**EXERCISE OBJECTIVE:**
Please say how many lines in the records below contain the word "smokers". Give the number and nothing more.

**EXERCISE INPUTS:**

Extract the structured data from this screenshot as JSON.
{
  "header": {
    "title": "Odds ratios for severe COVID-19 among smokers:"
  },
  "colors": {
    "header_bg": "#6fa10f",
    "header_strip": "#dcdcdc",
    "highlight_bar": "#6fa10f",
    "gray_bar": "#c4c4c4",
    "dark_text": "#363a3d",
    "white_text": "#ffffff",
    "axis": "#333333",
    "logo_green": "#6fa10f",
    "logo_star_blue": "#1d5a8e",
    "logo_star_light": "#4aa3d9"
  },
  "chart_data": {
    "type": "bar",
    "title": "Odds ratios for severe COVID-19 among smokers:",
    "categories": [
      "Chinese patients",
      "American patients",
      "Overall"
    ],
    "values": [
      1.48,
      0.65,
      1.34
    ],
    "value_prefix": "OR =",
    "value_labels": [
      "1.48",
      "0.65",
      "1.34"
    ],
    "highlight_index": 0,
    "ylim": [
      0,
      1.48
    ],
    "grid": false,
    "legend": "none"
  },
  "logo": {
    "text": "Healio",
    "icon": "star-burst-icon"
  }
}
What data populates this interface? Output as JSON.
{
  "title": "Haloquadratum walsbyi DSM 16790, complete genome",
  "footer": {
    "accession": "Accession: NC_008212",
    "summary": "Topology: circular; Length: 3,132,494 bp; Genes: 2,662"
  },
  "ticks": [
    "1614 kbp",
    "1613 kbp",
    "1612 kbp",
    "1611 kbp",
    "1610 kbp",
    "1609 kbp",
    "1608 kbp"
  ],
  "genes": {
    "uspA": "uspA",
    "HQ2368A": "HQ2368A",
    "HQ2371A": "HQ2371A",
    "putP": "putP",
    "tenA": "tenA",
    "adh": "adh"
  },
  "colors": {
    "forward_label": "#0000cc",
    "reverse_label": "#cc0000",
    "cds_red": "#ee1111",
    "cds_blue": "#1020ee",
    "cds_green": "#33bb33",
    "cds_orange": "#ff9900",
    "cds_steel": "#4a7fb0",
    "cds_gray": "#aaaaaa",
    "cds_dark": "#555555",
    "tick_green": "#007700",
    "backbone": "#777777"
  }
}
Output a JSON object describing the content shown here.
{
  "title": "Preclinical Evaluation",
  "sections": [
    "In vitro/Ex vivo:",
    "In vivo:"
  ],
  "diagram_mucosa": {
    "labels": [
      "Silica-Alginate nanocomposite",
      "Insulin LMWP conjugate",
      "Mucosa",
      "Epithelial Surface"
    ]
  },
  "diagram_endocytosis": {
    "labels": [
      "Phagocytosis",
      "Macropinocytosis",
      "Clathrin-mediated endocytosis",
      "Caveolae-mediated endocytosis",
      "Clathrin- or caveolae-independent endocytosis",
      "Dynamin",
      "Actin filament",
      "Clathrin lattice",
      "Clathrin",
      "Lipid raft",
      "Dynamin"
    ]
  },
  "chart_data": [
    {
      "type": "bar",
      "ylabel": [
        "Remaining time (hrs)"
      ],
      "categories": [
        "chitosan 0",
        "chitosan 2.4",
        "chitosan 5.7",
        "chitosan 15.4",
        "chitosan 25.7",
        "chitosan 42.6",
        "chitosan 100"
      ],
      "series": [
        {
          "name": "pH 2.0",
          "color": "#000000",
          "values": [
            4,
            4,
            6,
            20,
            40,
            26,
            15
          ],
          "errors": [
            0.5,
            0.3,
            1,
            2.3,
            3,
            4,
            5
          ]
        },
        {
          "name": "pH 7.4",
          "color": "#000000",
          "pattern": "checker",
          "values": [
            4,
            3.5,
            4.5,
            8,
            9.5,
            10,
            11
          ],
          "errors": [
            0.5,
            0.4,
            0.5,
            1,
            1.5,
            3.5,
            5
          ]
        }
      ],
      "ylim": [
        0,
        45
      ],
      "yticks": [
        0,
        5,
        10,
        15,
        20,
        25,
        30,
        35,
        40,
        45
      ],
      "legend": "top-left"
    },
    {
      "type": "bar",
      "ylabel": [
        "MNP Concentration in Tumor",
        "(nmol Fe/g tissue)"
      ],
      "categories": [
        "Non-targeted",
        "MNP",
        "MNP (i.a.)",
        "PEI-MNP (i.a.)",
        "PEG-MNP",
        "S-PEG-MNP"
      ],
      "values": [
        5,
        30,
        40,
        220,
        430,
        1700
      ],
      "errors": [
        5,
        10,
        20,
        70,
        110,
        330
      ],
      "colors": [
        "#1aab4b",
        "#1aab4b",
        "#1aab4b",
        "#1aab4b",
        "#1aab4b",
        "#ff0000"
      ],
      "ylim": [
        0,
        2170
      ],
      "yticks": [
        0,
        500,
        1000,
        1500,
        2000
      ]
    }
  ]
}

**RESULT FOR THIS TASK:**
2